:: Data to examine ::

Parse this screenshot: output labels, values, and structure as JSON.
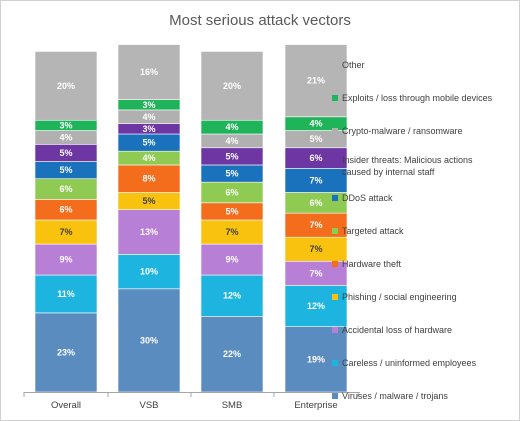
{
  "chart_data": {
    "type": "bar",
    "stacked": true,
    "title": "Most serious attack vectors",
    "categories": [
      "Overall",
      "VSB",
      "SMB",
      "Enterprise"
    ],
    "ylim": [
      0,
      100
    ],
    "legend_position": "right",
    "series": [
      {
        "name": "Viruses / malware / trojans",
        "color": "#5b8cc0",
        "values": [
          23,
          30,
          22,
          19
        ]
      },
      {
        "name": "Careless / uninformed employees",
        "color": "#1eb4e0",
        "values": [
          11,
          10,
          12,
          12
        ]
      },
      {
        "name": "Accidental loss of hardware",
        "color": "#b77fd6",
        "values": [
          9,
          13,
          9,
          7
        ]
      },
      {
        "name": "Phishing / social engineering",
        "color": "#f8c20e",
        "values": [
          7,
          5,
          7,
          7
        ]
      },
      {
        "name": "Hardware theft",
        "color": "#f36d1c",
        "values": [
          6,
          8,
          5,
          7
        ]
      },
      {
        "name": "Targeted attack",
        "color": "#8fcb53",
        "values": [
          6,
          4,
          6,
          6
        ]
      },
      {
        "name": "DDoS attack",
        "color": "#1a72bd",
        "values": [
          5,
          5,
          5,
          7
        ]
      },
      {
        "name": "Insider threats: Malicious actions caused by internal staff",
        "color": "#6d36a3",
        "values": [
          5,
          3,
          5,
          6
        ]
      },
      {
        "name": "Crypto-malware / ransomware",
        "color": "#b0b0b0",
        "values": [
          4,
          4,
          4,
          5
        ]
      },
      {
        "name": "Exploits / loss through mobile devices",
        "color": "#1fb35a",
        "values": [
          3,
          3,
          4,
          4
        ]
      },
      {
        "name": "Other",
        "color": "#b5b5b5",
        "values": [
          20,
          16,
          20,
          21
        ]
      }
    ]
  }
}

:::

Write out every record above exactly as it stands, but leave out the pictures.

* [Answer box]:
Parse this screenshot: output labels, values, and structure as JSON.
{
  "chart_data": {
    "type": "bar",
    "stacked": true,
    "title": "Most serious attack vectors",
    "categories": [
      "Overall",
      "VSB",
      "SMB",
      "Enterprise"
    ],
    "ylim": [
      0,
      100
    ],
    "legend_position": "right",
    "series": [
      {
        "name": "Viruses / malware / trojans",
        "color": "#5b8cc0",
        "values": [
          23,
          30,
          22,
          19
        ]
      },
      {
        "name": "Careless / uninformed employees",
        "color": "#1eb4e0",
        "values": [
          11,
          10,
          12,
          12
        ]
      },
      {
        "name": "Accidental loss of hardware",
        "color": "#b77fd6",
        "values": [
          9,
          13,
          9,
          7
        ]
      },
      {
        "name": "Phishing / social engineering",
        "color": "#f8c20e",
        "values": [
          7,
          5,
          7,
          7
        ]
      },
      {
        "name": "Hardware theft",
        "color": "#f36d1c",
        "values": [
          6,
          8,
          5,
          7
        ]
      },
      {
        "name": "Targeted attack",
        "color": "#8fcb53",
        "values": [
          6,
          4,
          6,
          6
        ]
      },
      {
        "name": "DDoS attack",
        "color": "#1a72bd",
        "values": [
          5,
          5,
          5,
          7
        ]
      },
      {
        "name": "Insider threats: Malicious actions caused by internal staff",
        "color": "#6d36a3",
        "values": [
          5,
          3,
          5,
          6
        ]
      },
      {
        "name": "Crypto-malware / ransomware",
        "color": "#b0b0b0",
        "values": [
          4,
          4,
          4,
          5
        ]
      },
      {
        "name": "Exploits / loss through mobile devices",
        "color": "#1fb35a",
        "values": [
          3,
          3,
          4,
          4
        ]
      },
      {
        "name": "Other",
        "color": "#b5b5b5",
        "values": [
          20,
          16,
          20,
          21
        ]
      }
    ]
  }
}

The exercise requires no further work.